==== MATERIAL SHOWN ====

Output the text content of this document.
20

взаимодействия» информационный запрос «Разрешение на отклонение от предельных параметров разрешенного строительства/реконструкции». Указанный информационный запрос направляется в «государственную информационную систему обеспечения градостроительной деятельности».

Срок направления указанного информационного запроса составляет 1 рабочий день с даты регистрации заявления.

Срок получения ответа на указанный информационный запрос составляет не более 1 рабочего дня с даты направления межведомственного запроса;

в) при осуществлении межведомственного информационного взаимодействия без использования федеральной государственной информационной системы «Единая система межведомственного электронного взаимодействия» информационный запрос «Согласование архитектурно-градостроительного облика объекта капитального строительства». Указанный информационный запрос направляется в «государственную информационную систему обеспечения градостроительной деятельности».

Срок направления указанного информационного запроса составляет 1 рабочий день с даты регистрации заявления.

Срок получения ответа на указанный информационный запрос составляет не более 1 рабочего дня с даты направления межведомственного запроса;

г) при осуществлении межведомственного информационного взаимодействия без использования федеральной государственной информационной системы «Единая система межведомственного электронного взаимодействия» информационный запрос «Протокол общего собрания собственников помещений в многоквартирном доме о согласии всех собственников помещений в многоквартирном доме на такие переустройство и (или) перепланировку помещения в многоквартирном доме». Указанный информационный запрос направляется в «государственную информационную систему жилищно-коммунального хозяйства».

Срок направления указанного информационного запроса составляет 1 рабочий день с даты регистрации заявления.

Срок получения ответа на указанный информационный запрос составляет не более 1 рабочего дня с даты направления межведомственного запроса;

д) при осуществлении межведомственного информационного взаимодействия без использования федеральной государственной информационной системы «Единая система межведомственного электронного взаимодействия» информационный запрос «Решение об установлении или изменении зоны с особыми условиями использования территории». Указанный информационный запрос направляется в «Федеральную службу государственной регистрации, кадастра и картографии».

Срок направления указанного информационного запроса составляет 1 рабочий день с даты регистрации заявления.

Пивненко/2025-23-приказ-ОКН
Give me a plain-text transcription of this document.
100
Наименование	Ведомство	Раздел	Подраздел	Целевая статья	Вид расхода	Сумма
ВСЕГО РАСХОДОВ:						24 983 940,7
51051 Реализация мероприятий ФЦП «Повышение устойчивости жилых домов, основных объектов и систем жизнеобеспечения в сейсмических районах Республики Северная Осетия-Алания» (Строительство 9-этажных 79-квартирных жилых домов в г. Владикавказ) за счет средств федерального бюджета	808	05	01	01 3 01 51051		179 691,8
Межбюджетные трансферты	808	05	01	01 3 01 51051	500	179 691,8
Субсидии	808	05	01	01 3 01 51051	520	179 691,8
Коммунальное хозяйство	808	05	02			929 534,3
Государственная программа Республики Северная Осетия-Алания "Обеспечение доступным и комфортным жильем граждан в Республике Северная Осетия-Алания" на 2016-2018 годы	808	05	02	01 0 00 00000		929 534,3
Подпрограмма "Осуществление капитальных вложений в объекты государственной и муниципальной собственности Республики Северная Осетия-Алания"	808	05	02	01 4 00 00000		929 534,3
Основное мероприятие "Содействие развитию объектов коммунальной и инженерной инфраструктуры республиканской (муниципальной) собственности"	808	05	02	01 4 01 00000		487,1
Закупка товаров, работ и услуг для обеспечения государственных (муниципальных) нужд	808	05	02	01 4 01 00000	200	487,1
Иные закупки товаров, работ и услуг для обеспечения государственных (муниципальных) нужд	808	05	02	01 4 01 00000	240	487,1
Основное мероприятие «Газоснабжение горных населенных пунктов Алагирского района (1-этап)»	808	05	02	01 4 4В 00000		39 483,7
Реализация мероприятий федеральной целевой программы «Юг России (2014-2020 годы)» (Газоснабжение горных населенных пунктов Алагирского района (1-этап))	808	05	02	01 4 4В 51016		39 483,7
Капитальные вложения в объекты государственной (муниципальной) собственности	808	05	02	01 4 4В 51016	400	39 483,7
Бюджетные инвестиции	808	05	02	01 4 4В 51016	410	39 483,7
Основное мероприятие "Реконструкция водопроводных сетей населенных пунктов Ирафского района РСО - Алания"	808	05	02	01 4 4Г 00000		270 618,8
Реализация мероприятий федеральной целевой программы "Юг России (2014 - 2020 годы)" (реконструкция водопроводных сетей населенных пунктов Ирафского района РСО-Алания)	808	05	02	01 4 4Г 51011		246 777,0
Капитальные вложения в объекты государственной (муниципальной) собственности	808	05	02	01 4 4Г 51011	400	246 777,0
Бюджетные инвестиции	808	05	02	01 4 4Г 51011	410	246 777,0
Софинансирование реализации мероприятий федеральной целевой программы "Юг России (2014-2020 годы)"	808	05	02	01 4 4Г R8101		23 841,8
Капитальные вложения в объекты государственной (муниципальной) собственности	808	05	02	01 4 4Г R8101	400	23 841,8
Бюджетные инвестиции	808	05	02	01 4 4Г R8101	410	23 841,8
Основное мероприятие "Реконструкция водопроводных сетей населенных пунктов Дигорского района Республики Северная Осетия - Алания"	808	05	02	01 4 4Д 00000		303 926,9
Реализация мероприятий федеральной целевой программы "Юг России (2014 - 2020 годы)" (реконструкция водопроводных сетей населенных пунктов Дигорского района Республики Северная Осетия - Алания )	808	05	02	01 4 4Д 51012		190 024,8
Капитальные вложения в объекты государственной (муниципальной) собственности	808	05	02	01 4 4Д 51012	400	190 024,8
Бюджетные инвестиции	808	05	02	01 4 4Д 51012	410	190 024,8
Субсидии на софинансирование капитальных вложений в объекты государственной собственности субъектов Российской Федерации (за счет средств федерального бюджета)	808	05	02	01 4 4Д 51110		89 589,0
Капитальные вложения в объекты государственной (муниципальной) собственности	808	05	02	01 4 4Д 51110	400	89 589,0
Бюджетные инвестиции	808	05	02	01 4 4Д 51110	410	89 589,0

====

WORK INSTRUCTIONS
Output all of the data above without any alteration.

EXERCISE SOLUTION
Output the text content of this document.
20

взаимодействия» информационный запрос «Разрешение на отклонение от предельных параметров разрешенного строительства/реконструкции». Указанный информационный запрос направляется в «государственную информационную систему обеспечения градостроительной деятельности».

Срок направления указанного информационного запроса составляет 1 рабочий день с даты регистрации заявления.

Срок получения ответа на указанный информационный запрос составляет не более 1 рабочего дня с даты направления межведомственного запроса;

в) при осуществлении межведомственного информационного взаимодействия без использования федеральной государственной информационной системы «Единая система межведомственного электронного взаимодействия» информационный запрос «Согласование архитектурно-градостроительного облика объекта капитального строительства». Указанный информационный запрос направляется в «государственную информационную систему обеспечения градостроительной деятельности».

Срок направления указанного информационного запроса составляет 1 рабочий день с даты регистрации заявления.

Срок получения ответа на указанный информационный запрос составляет не более 1 рабочего дня с даты направления межведомственного запроса;

г) при осуществлении межведомственного информационного взаимодействия без использования федеральной государственной информационной системы «Единая система межведомственного электронного взаимодействия» информационный запрос «Протокол общего собрания собственников помещений в многоквартирном доме о согласии всех собственников помещений в многоквартирном доме на такие переустройство и (или) перепланировку помещения в многоквартирном доме». Указанный информационный запрос направляется в «государственную информационную систему жилищно-коммунального хозяйства».

Срок направления указанного информационного запроса составляет 1 рабочий день с даты регистрации заявления.

Срок получения ответа на указанный информационный запрос составляет не более 1 рабочего дня с даты направления межведомственного запроса;

д) при осуществлении межведомственного информационного взаимодействия без использования федеральной государственной информационной системы «Единая система межведомственного электронного взаимодействия» информационный запрос «Решение об установлении или изменении зоны с особыми условиями использования территории». Указанный информационный запрос направляется в «Федеральную службу государственной регистрации, кадастра и картографии».

Срок направления указанного информационного запроса составляет 1 рабочий день с даты регистрации заявления.

Пивненко/2025-23-приказ-ОКН
Give me a plain-text transcription of this document.
100
Наименование	Ведомство	Раздел	Подраздел	Целевая статья	Вид расхода	Сумма
ВСЕГО РАСХОДОВ:						24 983 940,7
51051 Реализация мероприятий ФЦП «Повышение устойчивости жилых домов, основных объектов и систем жизнеобеспечения в сейсмических районах Республики Северная Осетия-Алания» (Строительство 9-этажных 79-квартирных жилых домов в г. Владикавказ) за счет средств федерального бюджета	808	05	01	01 3 01 51051		179 691,8
Межбюджетные трансферты	808	05	01	01 3 01 51051	500	179 691,8
Субсидии	808	05	01	01 3 01 51051	520	179 691,8
Коммунальное хозяйство	808	05	02			929 534,3
Государственная программа Республики Северная Осетия-Алания "Обеспечение доступным и комфортным жильем граждан в Республике Северная Осетия-Алания" на 2016-2018 годы	808	05	02	01 0 00 00000		929 534,3
Подпрограмма "Осуществление капитальных вложений в объекты государственной и муниципальной собственности Республики Северная Осетия-Алания"	808	05	02	01 4 00 00000		929 534,3
Основное мероприятие "Содействие развитию объектов коммунальной и инженерной инфраструктуры республиканской (муниципальной) собственности"	808	05	02	01 4 01 00000		487,1
Закупка товаров, работ и услуг для обеспечения государственных (муниципальных) нужд	808	05	02	01 4 01 00000	200	487,1
Иные закупки товаров, работ и услуг для обеспечения государственных (муниципальных) нужд	808	05	02	01 4 01 00000	240	487,1
Основное мероприятие «Газоснабжение горных населенных пунктов Алагирского района (1-этап)»	808	05	02	01 4 4В 00000		39 483,7
Реализация мероприятий федеральной целевой программы «Юг России (2014-2020 годы)» (Газоснабжение горных населенных пунктов Алагирского района (1-этап))	808	05	02	01 4 4В 51016		39 483,7
Капитальные вложения в объекты государственной (муниципальной) собственности	808	05	02	01 4 4В 51016	400	39 483,7
Бюджетные инвестиции	808	05	02	01 4 4В 51016	410	39 483,7
Основное мероприятие "Реконструкция водопроводных сетей населенных пунктов Ирафского района РСО - Алания"	808	05	02	01 4 4Г 00000		270 618,8
Реализация мероприятий федеральной целевой программы "Юг России (2014 - 2020 годы)" (реконструкция водопроводных сетей населенных пунктов Ирафского района РСО-Алания)	808	05	02	01 4 4Г 51011		246 777,0
Капитальные вложения в объекты государственной (муниципальной) собственности	808	05	02	01 4 4Г 51011	400	246 777,0
Бюджетные инвестиции	808	05	02	01 4 4Г 51011	410	246 777,0
Софинансирование реализации мероприятий федеральной целевой программы "Юг России (2014-2020 годы)"	808	05	02	01 4 4Г R8101		23 841,8
Капитальные вложения в объекты государственной (муниципальной) собственности	808	05	02	01 4 4Г R8101	400	23 841,8
Бюджетные инвестиции	808	05	02	01 4 4Г R8101	410	23 841,8
Основное мероприятие "Реконструкция водопроводных сетей населенных пунктов Дигорского района Республики Северная Осетия - Алания"	808	05	02	01 4 4Д 00000		303 926,9
Реализация мероприятий федеральной целевой программы "Юг России (2014 - 2020 годы)" (реконструкция водопроводных сетей населенных пунктов Дигорского района Республики Северная Осетия - Алания )	808	05	02	01 4 4Д 51012		190 024,8
Капитальные вложения в объекты государственной (муниципальной) собственности	808	05	02	01 4 4Д 51012	400	190 024,8
Бюджетные инвестиции	808	05	02	01 4 4Д 51012	410	190 024,8
Субсидии на софинансирование капитальных вложений в объекты государственной собственности субъектов Российской Федерации (за счет средств федерального бюджета)	808	05	02	01 4 4Д 51110		89 589,0
Капитальные вложения в объекты государственной (муниципальной) собственности	808	05	02	01 4 4Д 51110	400	89 589,0
Бюджетные инвестиции	808	05	02	01 4 4Д 51110	410	89 589,0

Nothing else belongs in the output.